Provided material:

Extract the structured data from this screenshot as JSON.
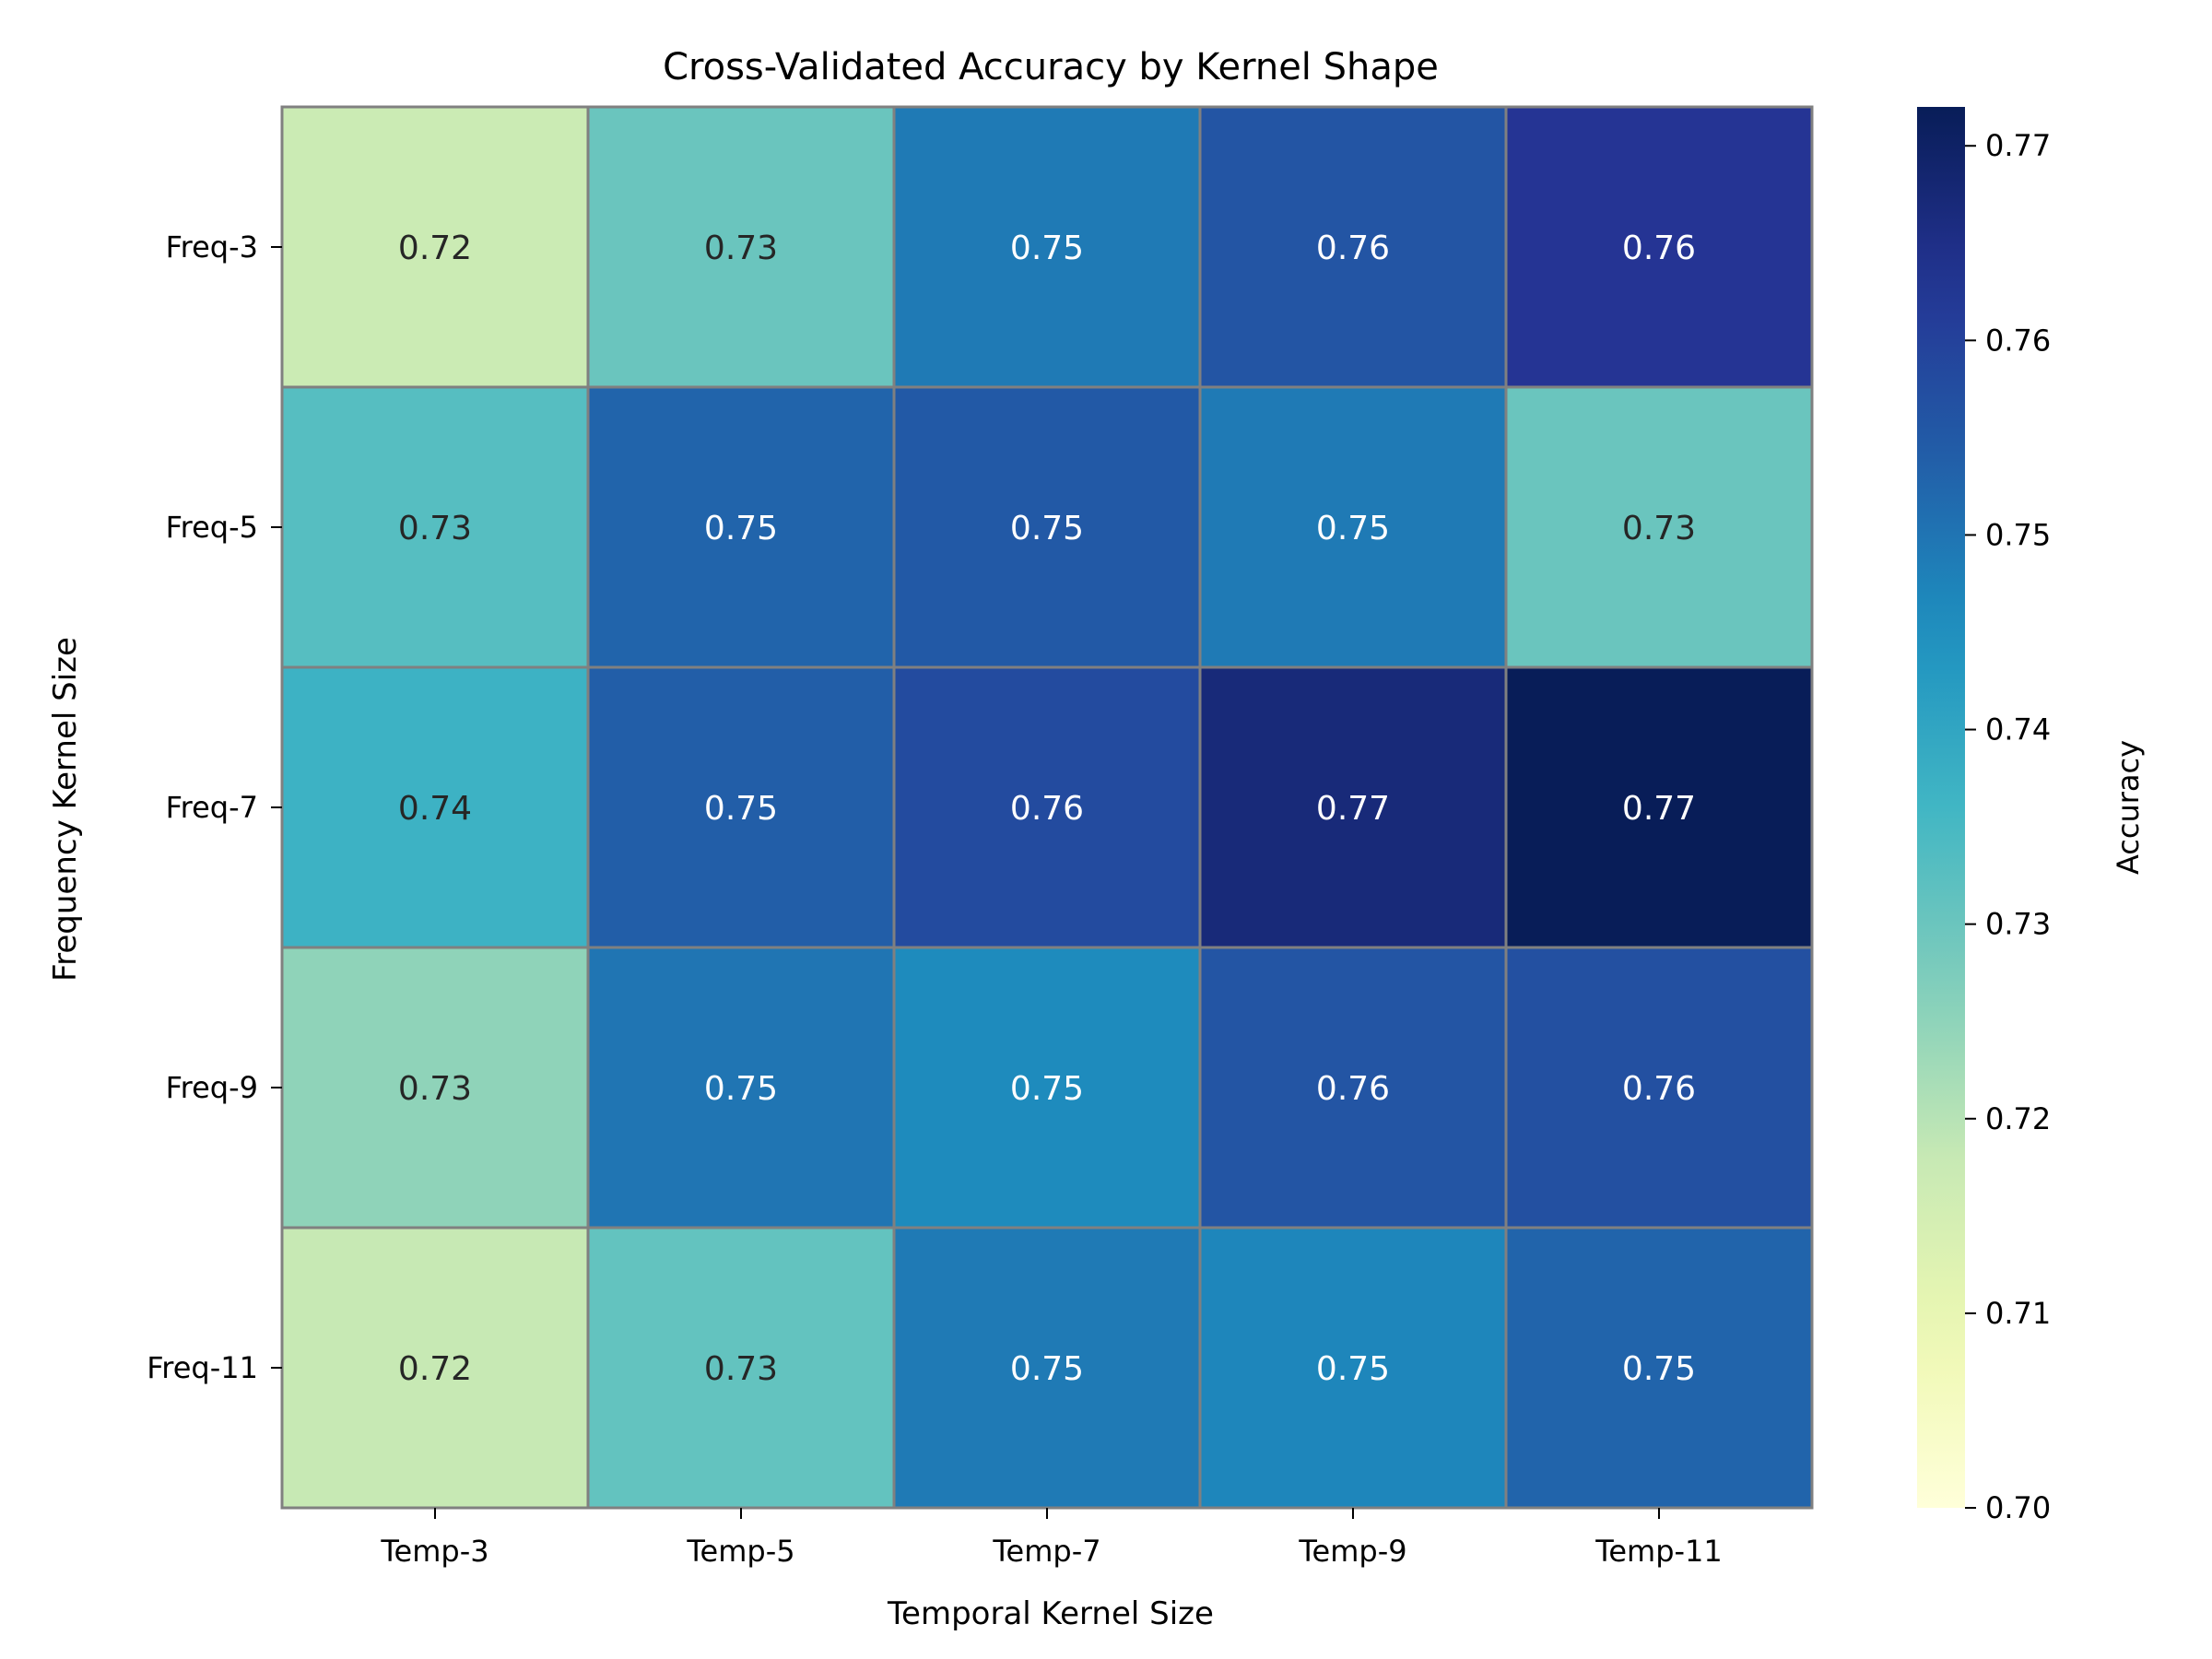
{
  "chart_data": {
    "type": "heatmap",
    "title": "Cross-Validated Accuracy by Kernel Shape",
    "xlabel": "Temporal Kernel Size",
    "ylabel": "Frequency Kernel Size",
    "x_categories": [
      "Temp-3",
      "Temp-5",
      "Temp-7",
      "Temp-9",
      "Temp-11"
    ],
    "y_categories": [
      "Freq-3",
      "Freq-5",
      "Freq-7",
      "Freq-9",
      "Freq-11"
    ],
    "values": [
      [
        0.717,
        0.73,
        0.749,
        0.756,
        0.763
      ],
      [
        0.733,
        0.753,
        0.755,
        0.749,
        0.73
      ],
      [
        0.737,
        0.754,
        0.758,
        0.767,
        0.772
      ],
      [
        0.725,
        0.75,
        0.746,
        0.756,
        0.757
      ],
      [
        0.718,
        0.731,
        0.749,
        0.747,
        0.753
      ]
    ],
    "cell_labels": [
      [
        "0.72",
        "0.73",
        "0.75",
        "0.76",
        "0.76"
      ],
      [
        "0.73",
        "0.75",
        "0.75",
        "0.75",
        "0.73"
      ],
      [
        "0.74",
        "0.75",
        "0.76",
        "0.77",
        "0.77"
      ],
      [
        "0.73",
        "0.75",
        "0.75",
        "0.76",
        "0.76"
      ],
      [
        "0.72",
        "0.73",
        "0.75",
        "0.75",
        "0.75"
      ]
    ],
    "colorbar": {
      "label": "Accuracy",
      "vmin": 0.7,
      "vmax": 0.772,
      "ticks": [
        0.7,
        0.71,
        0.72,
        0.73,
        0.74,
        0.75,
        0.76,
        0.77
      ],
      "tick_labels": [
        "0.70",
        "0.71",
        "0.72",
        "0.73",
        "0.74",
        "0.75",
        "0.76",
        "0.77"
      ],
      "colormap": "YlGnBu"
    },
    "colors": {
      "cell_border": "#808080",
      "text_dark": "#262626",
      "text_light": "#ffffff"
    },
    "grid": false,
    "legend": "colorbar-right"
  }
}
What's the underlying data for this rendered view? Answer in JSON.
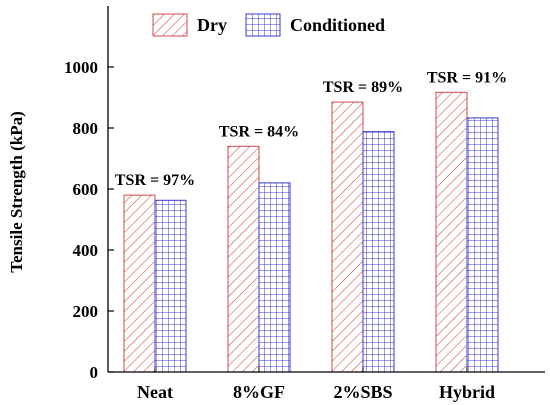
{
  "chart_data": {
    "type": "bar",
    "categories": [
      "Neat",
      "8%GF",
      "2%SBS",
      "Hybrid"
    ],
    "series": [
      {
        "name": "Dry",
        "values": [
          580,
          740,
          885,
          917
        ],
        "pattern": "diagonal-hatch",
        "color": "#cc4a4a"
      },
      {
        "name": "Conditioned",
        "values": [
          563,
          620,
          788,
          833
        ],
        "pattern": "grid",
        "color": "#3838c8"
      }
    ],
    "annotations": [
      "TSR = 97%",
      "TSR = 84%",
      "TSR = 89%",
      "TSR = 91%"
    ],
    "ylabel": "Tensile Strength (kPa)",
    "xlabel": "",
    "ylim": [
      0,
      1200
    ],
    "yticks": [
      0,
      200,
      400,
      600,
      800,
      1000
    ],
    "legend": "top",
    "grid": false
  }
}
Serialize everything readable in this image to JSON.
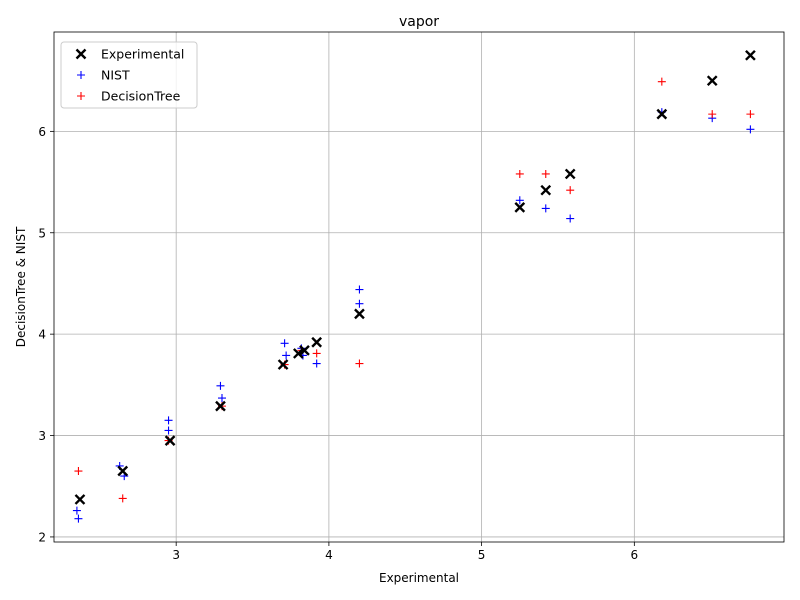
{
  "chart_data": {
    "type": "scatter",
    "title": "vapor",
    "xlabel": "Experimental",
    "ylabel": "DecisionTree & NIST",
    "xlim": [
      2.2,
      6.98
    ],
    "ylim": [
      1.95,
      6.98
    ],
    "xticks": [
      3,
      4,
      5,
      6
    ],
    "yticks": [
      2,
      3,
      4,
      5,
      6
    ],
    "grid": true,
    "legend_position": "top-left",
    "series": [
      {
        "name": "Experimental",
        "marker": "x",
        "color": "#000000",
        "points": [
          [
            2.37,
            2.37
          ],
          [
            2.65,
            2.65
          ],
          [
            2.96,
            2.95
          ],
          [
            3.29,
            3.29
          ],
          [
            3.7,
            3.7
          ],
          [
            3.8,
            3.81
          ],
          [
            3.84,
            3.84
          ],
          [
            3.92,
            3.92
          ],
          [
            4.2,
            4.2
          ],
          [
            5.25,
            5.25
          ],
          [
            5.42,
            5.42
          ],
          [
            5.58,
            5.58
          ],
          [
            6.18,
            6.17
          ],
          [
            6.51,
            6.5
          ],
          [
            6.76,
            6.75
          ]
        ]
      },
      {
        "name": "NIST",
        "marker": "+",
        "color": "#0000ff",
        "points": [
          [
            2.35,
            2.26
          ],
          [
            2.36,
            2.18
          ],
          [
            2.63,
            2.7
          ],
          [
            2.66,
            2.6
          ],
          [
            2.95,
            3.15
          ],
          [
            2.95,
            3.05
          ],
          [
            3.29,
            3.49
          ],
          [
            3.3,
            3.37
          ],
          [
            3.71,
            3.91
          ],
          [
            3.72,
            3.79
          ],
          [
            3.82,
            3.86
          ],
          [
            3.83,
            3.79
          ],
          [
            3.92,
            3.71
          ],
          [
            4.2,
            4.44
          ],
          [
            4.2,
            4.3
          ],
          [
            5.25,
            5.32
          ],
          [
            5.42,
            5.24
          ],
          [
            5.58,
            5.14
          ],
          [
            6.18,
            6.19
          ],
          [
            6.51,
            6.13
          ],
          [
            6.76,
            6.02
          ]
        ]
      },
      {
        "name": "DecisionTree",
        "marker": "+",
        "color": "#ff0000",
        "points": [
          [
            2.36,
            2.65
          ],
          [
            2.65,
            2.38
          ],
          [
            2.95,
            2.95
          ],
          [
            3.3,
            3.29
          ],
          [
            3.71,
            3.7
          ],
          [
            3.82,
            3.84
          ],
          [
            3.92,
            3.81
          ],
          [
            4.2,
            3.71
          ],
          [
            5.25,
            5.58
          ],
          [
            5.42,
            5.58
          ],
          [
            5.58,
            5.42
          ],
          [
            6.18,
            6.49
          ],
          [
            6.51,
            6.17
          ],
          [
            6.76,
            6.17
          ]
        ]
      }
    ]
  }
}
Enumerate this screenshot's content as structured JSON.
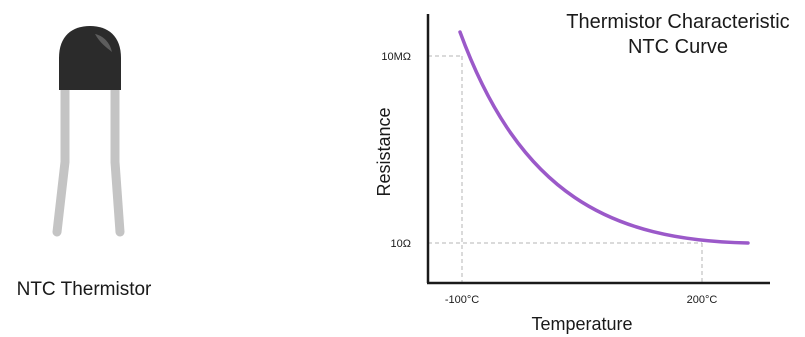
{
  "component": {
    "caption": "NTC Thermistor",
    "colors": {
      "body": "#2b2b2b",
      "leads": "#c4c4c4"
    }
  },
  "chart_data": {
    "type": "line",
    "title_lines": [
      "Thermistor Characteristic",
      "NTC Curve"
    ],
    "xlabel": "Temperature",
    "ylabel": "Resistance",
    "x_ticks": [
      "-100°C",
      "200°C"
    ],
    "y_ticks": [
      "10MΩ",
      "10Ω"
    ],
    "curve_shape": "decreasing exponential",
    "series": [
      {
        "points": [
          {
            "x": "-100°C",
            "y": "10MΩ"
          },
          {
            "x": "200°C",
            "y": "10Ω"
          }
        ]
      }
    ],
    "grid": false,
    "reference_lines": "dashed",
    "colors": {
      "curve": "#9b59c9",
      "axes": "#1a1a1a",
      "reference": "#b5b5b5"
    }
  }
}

What is required: Restate the listing above word for word, and skip the pictures.

Task result:
Extract the structured data from this screenshot as JSON.
{
  "chart_data": {
    "type": "heatmap",
    "title": "Cross-Validated Accuracy by Kernel Shape",
    "xlabel": "Temporal Kernel Size",
    "ylabel": "Frequency Kernel Size",
    "x_categories": [
      "Temp-3",
      "Temp-5",
      "Temp-7",
      "Temp-9",
      "Temp-11"
    ],
    "y_categories": [
      "Freq-3",
      "Freq-5",
      "Freq-7",
      "Freq-9",
      "Freq-11"
    ],
    "values": [
      [
        0.717,
        0.73,
        0.749,
        0.756,
        0.763
      ],
      [
        0.733,
        0.753,
        0.755,
        0.749,
        0.73
      ],
      [
        0.737,
        0.754,
        0.758,
        0.767,
        0.772
      ],
      [
        0.725,
        0.75,
        0.746,
        0.756,
        0.757
      ],
      [
        0.718,
        0.731,
        0.749,
        0.747,
        0.753
      ]
    ],
    "cell_labels": [
      [
        "0.72",
        "0.73",
        "0.75",
        "0.76",
        "0.76"
      ],
      [
        "0.73",
        "0.75",
        "0.75",
        "0.75",
        "0.73"
      ],
      [
        "0.74",
        "0.75",
        "0.76",
        "0.77",
        "0.77"
      ],
      [
        "0.73",
        "0.75",
        "0.75",
        "0.76",
        "0.76"
      ],
      [
        "0.72",
        "0.73",
        "0.75",
        "0.75",
        "0.75"
      ]
    ],
    "colorbar": {
      "label": "Accuracy",
      "vmin": 0.7,
      "vmax": 0.772,
      "ticks": [
        0.7,
        0.71,
        0.72,
        0.73,
        0.74,
        0.75,
        0.76,
        0.77
      ],
      "tick_labels": [
        "0.70",
        "0.71",
        "0.72",
        "0.73",
        "0.74",
        "0.75",
        "0.76",
        "0.77"
      ],
      "colormap": "YlGnBu"
    },
    "colors": {
      "cell_border": "#808080",
      "text_dark": "#262626",
      "text_light": "#ffffff"
    },
    "grid": false,
    "legend": "colorbar-right"
  }
}
What's the underlying data for this rendered view? Answer in JSON.
{
  "chart_data": {
    "type": "bar",
    "categories": [
      "Neat",
      "8%GF",
      "2%SBS",
      "Hybrid"
    ],
    "series": [
      {
        "name": "Dry",
        "values": [
          580,
          740,
          885,
          917
        ],
        "pattern": "diagonal-hatch",
        "color": "#cc4a4a"
      },
      {
        "name": "Conditioned",
        "values": [
          563,
          620,
          788,
          833
        ],
        "pattern": "grid",
        "color": "#3838c8"
      }
    ],
    "annotations": [
      "TSR = 97%",
      "TSR = 84%",
      "TSR = 89%",
      "TSR = 91%"
    ],
    "ylabel": "Tensile Strength (kPa)",
    "xlabel": "",
    "ylim": [
      0,
      1200
    ],
    "yticks": [
      0,
      200,
      400,
      600,
      800,
      1000
    ],
    "legend": "top",
    "grid": false
  }
}
Serialize everything readable in this image to JSON.
{
  "chart_data": {
    "type": "scatter",
    "title": "vapor",
    "xlabel": "Experimental",
    "ylabel": "DecisionTree & NIST",
    "xlim": [
      2.2,
      6.98
    ],
    "ylim": [
      1.95,
      6.98
    ],
    "xticks": [
      3,
      4,
      5,
      6
    ],
    "yticks": [
      2,
      3,
      4,
      5,
      6
    ],
    "grid": true,
    "legend_position": "top-left",
    "series": [
      {
        "name": "Experimental",
        "marker": "x",
        "color": "#000000",
        "points": [
          [
            2.37,
            2.37
          ],
          [
            2.65,
            2.65
          ],
          [
            2.96,
            2.95
          ],
          [
            3.29,
            3.29
          ],
          [
            3.7,
            3.7
          ],
          [
            3.8,
            3.81
          ],
          [
            3.84,
            3.84
          ],
          [
            3.92,
            3.92
          ],
          [
            4.2,
            4.2
          ],
          [
            5.25,
            5.25
          ],
          [
            5.42,
            5.42
          ],
          [
            5.58,
            5.58
          ],
          [
            6.18,
            6.17
          ],
          [
            6.51,
            6.5
          ],
          [
            6.76,
            6.75
          ]
        ]
      },
      {
        "name": "NIST",
        "marker": "+",
        "color": "#0000ff",
        "points": [
          [
            2.35,
            2.26
          ],
          [
            2.36,
            2.18
          ],
          [
            2.63,
            2.7
          ],
          [
            2.66,
            2.6
          ],
          [
            2.95,
            3.15
          ],
          [
            2.95,
            3.05
          ],
          [
            3.29,
            3.49
          ],
          [
            3.3,
            3.37
          ],
          [
            3.71,
            3.91
          ],
          [
            3.72,
            3.79
          ],
          [
            3.82,
            3.86
          ],
          [
            3.83,
            3.79
          ],
          [
            3.92,
            3.71
          ],
          [
            4.2,
            4.44
          ],
          [
            4.2,
            4.3
          ],
          [
            5.25,
            5.32
          ],
          [
            5.42,
            5.24
          ],
          [
            5.58,
            5.14
          ],
          [
            6.18,
            6.19
          ],
          [
            6.51,
            6.13
          ],
          [
            6.76,
            6.02
          ]
        ]
      },
      {
        "name": "DecisionTree",
        "marker": "+",
        "color": "#ff0000",
        "points": [
          [
            2.36,
            2.65
          ],
          [
            2.65,
            2.38
          ],
          [
            2.95,
            2.95
          ],
          [
            3.3,
            3.29
          ],
          [
            3.71,
            3.7
          ],
          [
            3.82,
            3.84
          ],
          [
            3.92,
            3.81
          ],
          [
            4.2,
            3.71
          ],
          [
            5.25,
            5.58
          ],
          [
            5.42,
            5.58
          ],
          [
            5.58,
            5.42
          ],
          [
            6.18,
            6.49
          ],
          [
            6.51,
            6.17
          ],
          [
            6.76,
            6.17
          ]
        ]
      }
    ]
  }
}
Enumerate this screenshot's content as structured JSON.
{
  "component": {
    "caption": "NTC Thermistor",
    "colors": {
      "body": "#2b2b2b",
      "leads": "#c4c4c4"
    }
  },
  "chart_data": {
    "type": "line",
    "title_lines": [
      "Thermistor Characteristic",
      "NTC Curve"
    ],
    "xlabel": "Temperature",
    "ylabel": "Resistance",
    "x_ticks": [
      "-100°C",
      "200°C"
    ],
    "y_ticks": [
      "10MΩ",
      "10Ω"
    ],
    "curve_shape": "decreasing exponential",
    "series": [
      {
        "points": [
          {
            "x": "-100°C",
            "y": "10MΩ"
          },
          {
            "x": "200°C",
            "y": "10Ω"
          }
        ]
      }
    ],
    "grid": false,
    "reference_lines": "dashed",
    "colors": {
      "curve": "#9b59c9",
      "axes": "#1a1a1a",
      "reference": "#b5b5b5"
    }
  }
}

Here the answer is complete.